* [Brief]: Could you write out the shearing thread starting at "## purplequeenvt (Mar" and ending at "is much easier!", switching "fitting stand" to "grooming stand"?

begin Document text

# Let's talk shearing!



## nsanywhere (Mar 22, 2012)

Heard on the news today that this has been the warmest March on record (in Pennsylvania) since they started keeping records! My poor sheep are feeling it - all that winter wool in 78 degrees today. Ugh. Thankfully they have shade and cool water, but it's making me think I may shear early this year.

And, I'm going to do it myself for the first time. YIKES. I've been watching videos, seen it done a few times, etc., but I'm a bit nervous. I finally bit the bullet and purchased my own new shears - the electric ones from Premier 1. Their sheep people were helpful and recommended the 20 point. This is the one I ordered:

http://www.premier1supplies.com/detail.php?prod_id=537&cat_id=38

I have 3 shetland/merinos and 1 blue faced Leichester. I'll borrow my cousin's stand, which they stood well for last year. I'm going to do my best to avoid second cuts, as I'm using the wool for spinning & knitting (the scarves from last year are gorgeous!)

Just wondering if anyone out there has advice, can cheer me on, etc.......! Also, when do others "normally" shear? As these are wool breads, and very dear pets, I know I'm not doing things according to market, and no one is knocked up this year. 

Here goes nothing!


----------



## SheepGirl (Mar 22, 2012)

We normally shear mid- to late-April. But with the way the weather's been this year, it may be earlier.


----------



## Remuda1 (Mar 22, 2012)

I have no advice so....     I just have to cheer you on .  

I would love to see pics of your scarves, I'm not a knitter but I love to crochet.


----------



## aggieterpkatie (Mar 23, 2012)

I think I'll be shearing early this year too, as soon as I can remember to find my combs and cutters and see if they need sharpened.    I think you'll do great with the 20 tooth comb.  Just don't rush it, and remember skin wrinkles are the enemy because then it's easier to cut the sheep.  Try to keep the skin taught, but don't pull the wool up, just hold the skin taught.  Good luck and take pics.


----------



## purplequeenvt (Mar 23, 2012)

aggieterpkatie said:
			
		

> Try to keep the skin taught, but don't pull the wool up.


X2 

For us "amateur" sheep shearers, using a fitting stand is much easier!  


We shear anywhere from mid-February to mid-March.


----------

end Document text
begin Data

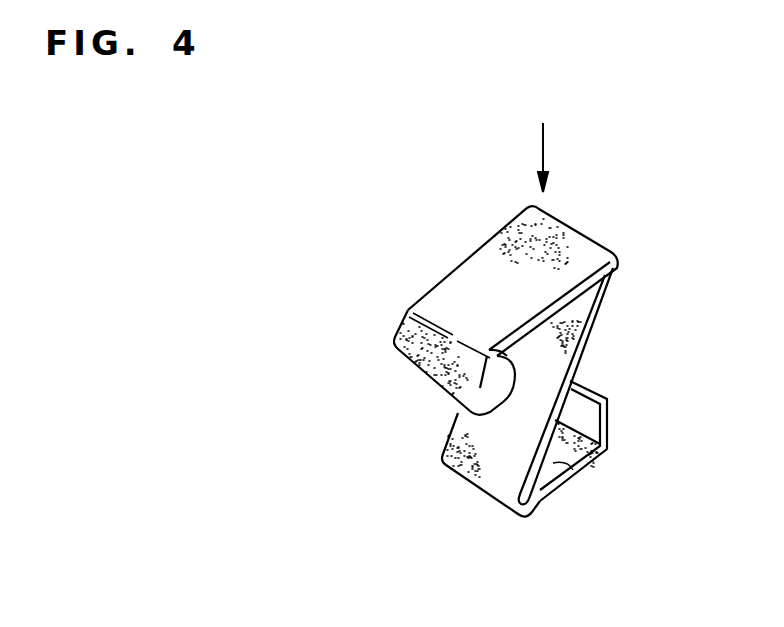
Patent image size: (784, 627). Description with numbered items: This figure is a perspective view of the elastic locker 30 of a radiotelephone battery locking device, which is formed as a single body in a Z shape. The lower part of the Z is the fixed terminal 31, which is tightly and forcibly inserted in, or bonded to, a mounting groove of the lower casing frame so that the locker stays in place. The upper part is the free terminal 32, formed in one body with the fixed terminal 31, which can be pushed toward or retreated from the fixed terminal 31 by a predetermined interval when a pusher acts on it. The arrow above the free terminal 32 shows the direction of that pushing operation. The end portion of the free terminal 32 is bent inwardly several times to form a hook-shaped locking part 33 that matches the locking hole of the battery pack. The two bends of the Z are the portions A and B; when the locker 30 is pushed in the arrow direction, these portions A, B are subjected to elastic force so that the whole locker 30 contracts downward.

end Data

* [Solution to this exercise]:
## purplequeenvt (Mar 23, 2012)

aggieterpkatie said:
			
		

> Try to keep the skin taught, but don't pull the wool up.


X2 

For us "amateur" sheep shearers, using a grooming stand is much easier!